(Stored data entries)
#####

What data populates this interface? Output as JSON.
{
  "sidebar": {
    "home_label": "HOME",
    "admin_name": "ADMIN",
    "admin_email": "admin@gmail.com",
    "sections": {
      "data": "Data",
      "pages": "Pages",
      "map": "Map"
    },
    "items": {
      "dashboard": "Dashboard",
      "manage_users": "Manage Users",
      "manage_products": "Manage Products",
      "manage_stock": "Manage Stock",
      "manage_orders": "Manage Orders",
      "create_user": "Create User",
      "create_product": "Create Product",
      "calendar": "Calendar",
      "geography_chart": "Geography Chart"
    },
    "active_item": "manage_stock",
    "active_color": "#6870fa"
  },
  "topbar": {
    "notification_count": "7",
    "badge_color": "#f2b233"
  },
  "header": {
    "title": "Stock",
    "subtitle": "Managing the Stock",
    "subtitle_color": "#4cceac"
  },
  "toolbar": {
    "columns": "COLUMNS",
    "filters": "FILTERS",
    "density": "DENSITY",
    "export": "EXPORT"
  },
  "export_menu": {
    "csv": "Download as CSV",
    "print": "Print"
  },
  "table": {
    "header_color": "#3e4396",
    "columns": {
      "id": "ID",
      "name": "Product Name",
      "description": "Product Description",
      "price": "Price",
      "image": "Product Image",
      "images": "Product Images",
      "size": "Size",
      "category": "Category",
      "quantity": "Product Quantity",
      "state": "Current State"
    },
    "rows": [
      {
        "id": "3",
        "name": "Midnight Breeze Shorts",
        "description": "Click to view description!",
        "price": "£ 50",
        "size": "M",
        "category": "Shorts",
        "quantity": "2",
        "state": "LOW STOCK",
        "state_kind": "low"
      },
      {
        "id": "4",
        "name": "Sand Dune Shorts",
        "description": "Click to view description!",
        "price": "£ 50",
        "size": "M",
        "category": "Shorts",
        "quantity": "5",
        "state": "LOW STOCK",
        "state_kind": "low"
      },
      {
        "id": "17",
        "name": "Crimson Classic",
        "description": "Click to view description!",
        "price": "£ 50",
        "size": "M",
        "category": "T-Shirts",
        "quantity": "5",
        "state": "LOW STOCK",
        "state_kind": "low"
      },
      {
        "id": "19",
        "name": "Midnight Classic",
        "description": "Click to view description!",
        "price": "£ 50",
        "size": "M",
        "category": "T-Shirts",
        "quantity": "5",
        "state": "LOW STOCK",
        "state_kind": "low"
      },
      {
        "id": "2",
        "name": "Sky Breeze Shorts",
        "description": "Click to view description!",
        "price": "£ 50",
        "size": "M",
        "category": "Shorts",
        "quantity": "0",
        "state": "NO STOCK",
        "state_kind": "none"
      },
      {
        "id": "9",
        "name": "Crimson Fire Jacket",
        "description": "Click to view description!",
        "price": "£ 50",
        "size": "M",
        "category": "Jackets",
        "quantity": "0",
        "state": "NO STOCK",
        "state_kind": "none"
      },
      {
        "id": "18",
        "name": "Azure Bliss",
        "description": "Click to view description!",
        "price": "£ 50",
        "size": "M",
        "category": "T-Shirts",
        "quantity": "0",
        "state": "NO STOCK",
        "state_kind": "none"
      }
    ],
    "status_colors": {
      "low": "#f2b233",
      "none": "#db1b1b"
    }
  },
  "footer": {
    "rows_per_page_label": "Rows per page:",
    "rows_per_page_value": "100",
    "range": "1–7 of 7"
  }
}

#####

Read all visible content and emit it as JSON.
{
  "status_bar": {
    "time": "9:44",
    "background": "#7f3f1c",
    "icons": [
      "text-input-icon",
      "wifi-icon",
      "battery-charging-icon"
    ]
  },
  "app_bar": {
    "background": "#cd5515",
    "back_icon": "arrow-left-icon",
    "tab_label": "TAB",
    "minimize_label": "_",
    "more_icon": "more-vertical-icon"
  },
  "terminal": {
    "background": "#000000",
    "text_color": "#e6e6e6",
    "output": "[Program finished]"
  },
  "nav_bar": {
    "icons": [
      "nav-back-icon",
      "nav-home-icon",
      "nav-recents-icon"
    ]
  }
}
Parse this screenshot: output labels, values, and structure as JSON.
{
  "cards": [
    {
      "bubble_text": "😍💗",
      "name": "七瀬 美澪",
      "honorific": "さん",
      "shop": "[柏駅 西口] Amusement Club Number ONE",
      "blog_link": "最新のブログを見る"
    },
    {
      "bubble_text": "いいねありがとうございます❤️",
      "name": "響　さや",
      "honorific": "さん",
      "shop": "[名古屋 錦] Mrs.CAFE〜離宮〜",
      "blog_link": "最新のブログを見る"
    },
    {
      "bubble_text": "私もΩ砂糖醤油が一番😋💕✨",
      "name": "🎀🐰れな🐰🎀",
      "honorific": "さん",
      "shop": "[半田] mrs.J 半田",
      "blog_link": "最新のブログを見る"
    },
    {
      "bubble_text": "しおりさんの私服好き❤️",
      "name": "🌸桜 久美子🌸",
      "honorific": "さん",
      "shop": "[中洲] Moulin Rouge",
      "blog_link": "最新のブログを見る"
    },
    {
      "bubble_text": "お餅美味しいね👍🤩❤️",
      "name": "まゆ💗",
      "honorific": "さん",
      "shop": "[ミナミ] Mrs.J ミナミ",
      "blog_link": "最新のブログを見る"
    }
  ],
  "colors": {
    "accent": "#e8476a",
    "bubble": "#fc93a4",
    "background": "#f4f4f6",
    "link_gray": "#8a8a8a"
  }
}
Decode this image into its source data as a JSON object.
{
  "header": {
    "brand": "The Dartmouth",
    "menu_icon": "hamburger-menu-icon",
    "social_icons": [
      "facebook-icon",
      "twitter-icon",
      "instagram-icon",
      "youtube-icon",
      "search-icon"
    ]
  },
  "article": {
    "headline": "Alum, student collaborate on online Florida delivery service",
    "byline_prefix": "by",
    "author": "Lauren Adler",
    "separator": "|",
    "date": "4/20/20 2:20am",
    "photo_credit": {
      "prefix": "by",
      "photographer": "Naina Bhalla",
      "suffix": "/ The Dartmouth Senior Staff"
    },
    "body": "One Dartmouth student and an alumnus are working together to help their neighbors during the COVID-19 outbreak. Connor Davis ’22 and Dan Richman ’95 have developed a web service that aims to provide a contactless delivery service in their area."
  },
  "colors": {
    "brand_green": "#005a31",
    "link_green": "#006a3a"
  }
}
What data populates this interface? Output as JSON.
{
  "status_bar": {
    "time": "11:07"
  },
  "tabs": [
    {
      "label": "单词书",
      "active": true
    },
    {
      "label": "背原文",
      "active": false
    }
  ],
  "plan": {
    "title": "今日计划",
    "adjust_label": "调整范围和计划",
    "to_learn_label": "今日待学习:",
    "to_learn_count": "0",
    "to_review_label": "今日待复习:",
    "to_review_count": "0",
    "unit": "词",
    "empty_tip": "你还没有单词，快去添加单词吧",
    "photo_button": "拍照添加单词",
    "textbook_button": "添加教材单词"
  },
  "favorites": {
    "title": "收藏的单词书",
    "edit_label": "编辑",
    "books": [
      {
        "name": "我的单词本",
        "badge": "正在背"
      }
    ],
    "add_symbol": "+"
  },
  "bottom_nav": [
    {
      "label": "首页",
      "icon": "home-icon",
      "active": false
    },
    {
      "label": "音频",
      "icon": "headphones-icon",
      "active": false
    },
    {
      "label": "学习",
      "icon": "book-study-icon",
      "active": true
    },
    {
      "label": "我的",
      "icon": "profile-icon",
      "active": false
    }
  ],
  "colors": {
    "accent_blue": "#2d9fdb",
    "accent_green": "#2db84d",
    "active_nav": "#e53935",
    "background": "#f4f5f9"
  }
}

#####

### Task to carry out
In the entries above, count each line holding "Crimson" and report the total and nothing more.

### Task result
2